:: SUPPLIED MATERIAL ::

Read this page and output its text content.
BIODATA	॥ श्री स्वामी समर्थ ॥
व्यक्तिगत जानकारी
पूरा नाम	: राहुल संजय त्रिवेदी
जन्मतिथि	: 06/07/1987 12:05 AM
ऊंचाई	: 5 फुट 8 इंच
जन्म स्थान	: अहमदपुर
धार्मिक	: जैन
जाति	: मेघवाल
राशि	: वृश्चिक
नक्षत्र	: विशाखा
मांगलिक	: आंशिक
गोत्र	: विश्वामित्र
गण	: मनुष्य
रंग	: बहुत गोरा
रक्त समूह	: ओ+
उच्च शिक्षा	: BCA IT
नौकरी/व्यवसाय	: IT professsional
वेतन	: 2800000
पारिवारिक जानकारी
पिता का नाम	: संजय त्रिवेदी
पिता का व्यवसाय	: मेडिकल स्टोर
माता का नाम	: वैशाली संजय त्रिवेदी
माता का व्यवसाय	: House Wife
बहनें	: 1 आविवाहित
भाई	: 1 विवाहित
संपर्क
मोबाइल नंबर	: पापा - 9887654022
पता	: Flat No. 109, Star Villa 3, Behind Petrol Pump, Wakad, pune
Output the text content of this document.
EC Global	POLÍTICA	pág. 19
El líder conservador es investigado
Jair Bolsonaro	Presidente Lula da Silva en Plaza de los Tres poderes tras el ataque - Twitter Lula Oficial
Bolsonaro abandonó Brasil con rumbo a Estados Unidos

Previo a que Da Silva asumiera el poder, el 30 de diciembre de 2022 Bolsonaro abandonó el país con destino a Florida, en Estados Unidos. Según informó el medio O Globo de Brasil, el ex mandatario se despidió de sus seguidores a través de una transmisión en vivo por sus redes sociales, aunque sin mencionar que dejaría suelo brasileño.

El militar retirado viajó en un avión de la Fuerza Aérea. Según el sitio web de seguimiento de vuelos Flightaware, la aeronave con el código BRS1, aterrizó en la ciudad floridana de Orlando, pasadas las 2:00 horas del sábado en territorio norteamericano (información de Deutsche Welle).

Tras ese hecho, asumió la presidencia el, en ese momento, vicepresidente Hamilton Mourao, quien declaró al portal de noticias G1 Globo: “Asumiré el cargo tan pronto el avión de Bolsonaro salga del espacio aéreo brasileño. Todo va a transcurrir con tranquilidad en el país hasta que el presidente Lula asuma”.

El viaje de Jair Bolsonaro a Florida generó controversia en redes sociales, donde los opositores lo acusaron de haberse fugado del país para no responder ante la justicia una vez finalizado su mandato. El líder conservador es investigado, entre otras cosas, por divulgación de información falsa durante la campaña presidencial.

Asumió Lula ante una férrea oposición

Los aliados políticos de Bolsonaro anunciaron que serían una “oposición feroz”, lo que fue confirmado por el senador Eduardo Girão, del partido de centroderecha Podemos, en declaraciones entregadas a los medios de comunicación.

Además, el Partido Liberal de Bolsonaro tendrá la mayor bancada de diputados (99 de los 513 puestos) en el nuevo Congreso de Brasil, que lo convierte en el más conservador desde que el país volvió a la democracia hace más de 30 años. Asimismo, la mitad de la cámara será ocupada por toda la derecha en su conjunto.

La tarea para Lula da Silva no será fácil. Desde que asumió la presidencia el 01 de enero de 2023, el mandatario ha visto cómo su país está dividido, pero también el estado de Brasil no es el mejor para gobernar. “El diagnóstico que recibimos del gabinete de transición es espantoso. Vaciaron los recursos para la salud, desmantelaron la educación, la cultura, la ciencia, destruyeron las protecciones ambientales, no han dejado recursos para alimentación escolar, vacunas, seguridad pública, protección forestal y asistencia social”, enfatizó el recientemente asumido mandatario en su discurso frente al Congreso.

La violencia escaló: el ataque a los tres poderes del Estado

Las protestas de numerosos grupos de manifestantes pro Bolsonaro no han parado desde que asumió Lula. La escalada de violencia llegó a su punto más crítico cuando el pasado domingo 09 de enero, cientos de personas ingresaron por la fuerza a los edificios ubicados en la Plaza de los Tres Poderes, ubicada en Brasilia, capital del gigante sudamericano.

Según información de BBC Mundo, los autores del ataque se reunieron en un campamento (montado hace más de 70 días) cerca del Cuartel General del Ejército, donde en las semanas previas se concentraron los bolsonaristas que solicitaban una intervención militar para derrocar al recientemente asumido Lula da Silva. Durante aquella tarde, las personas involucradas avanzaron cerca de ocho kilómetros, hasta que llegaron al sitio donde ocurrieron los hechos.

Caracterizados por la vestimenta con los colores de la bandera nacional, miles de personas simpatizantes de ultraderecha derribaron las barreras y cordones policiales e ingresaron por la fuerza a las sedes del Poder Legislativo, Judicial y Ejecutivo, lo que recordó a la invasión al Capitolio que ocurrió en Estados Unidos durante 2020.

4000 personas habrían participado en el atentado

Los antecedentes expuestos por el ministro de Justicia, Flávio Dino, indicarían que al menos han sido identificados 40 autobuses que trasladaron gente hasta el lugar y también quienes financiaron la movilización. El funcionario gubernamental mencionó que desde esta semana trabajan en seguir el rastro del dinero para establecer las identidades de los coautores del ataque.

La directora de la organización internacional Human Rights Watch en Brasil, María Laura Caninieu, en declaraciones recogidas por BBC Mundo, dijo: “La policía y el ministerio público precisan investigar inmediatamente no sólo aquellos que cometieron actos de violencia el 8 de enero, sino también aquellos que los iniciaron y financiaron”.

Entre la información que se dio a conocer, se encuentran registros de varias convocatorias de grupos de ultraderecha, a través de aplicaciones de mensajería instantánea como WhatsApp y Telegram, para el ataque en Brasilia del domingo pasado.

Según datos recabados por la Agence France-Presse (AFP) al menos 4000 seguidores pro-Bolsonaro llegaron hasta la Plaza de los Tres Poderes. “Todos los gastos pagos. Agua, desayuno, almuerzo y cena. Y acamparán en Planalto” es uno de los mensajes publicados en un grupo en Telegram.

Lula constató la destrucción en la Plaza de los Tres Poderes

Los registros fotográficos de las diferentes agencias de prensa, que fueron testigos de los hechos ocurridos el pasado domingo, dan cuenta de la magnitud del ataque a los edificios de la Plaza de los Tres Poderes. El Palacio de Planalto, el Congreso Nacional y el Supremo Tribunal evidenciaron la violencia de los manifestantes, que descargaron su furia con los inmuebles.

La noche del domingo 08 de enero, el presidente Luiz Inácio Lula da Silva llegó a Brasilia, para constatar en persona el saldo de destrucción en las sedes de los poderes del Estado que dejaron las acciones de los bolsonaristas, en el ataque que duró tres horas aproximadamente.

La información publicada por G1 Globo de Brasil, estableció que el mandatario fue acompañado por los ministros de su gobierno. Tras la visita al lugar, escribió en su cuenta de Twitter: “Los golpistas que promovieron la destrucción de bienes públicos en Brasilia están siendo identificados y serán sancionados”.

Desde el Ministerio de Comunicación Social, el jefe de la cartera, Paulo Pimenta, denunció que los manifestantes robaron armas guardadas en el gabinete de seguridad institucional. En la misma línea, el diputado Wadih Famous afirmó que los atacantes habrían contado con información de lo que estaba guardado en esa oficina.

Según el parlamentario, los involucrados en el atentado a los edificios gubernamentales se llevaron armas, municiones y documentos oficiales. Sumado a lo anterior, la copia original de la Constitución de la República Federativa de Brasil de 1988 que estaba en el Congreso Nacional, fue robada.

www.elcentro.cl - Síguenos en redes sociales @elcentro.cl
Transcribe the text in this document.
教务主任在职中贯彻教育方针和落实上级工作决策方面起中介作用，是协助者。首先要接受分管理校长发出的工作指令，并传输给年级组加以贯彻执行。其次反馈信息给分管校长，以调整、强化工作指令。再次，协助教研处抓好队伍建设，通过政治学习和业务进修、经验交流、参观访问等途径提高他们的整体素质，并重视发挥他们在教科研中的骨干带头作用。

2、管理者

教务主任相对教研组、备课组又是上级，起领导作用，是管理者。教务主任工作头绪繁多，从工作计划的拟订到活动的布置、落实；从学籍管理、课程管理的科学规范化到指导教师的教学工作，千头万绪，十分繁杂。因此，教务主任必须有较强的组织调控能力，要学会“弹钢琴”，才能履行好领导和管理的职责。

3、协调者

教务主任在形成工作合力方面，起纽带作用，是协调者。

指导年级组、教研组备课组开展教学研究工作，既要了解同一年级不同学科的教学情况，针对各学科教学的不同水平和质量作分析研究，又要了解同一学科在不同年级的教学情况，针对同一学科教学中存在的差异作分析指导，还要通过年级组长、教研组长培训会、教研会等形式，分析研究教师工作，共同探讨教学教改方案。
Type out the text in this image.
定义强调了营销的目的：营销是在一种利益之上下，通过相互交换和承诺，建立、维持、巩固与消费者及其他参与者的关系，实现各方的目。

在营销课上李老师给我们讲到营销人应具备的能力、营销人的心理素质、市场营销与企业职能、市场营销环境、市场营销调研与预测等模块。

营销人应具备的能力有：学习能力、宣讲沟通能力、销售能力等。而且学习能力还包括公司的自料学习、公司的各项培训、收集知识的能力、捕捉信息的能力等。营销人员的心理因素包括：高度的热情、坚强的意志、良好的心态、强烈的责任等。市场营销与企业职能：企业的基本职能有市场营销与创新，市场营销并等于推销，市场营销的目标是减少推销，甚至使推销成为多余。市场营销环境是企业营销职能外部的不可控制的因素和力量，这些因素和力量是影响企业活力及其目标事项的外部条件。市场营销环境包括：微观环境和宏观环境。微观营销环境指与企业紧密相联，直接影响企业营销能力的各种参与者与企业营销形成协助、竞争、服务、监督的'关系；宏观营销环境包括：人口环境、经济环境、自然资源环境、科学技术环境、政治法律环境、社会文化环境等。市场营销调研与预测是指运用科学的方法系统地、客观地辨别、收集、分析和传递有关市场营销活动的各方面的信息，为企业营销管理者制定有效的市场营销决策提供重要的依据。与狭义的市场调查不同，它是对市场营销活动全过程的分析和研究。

:: WORK TO DO ::
Return, word for word, each line from the line that contains "Type out the text in this image." to the end of the listing above; include both end lines and nothing else.

:: COMPLETE OUTPUT ::
Type out the text in this image.
定义强调了营销的目的：营销是在一种利益之上下，通过相互交换和承诺，建立、维持、巩固与消费者及其他参与者的关系，实现各方的目。

在营销课上李老师给我们讲到营销人应具备的能力、营销人的心理素质、市场营销与企业职能、市场营销环境、市场营销调研与预测等模块。

营销人应具备的能力有：学习能力、宣讲沟通能力、销售能力等。而且学习能力还包括公司的自料学习、公司的各项培训、收集知识的能力、捕捉信息的能力等。营销人员的心理因素包括：高度的热情、坚强的意志、良好的心态、强烈的责任等。市场营销与企业职能：企业的基本职能有市场营销与创新，市场营销并等于推销，市场营销的目标是减少推销，甚至使推销成为多余。市场营销环境是企业营销职能外部的不可控制的因素和力量，这些因素和力量是影响企业活力及其目标事项的外部条件。市场营销环境包括：微观环境和宏观环境。微观营销环境指与企业紧密相联，直接影响企业营销能力的各种参与者与企业营销形成协助、竞争、服务、监督的'关系；宏观营销环境包括：人口环境、经济环境、自然资源环境、科学技术环境、政治法律环境、社会文化环境等。市场营销调研与预测是指运用科学的方法系统地、客观地辨别、收集、分析和传递有关市场营销活动的各方面的信息，为企业营销管理者制定有效的市场营销决策提供重要的依据。与狭义的市场调查不同，它是对市场营销活动全过程的分析和研究。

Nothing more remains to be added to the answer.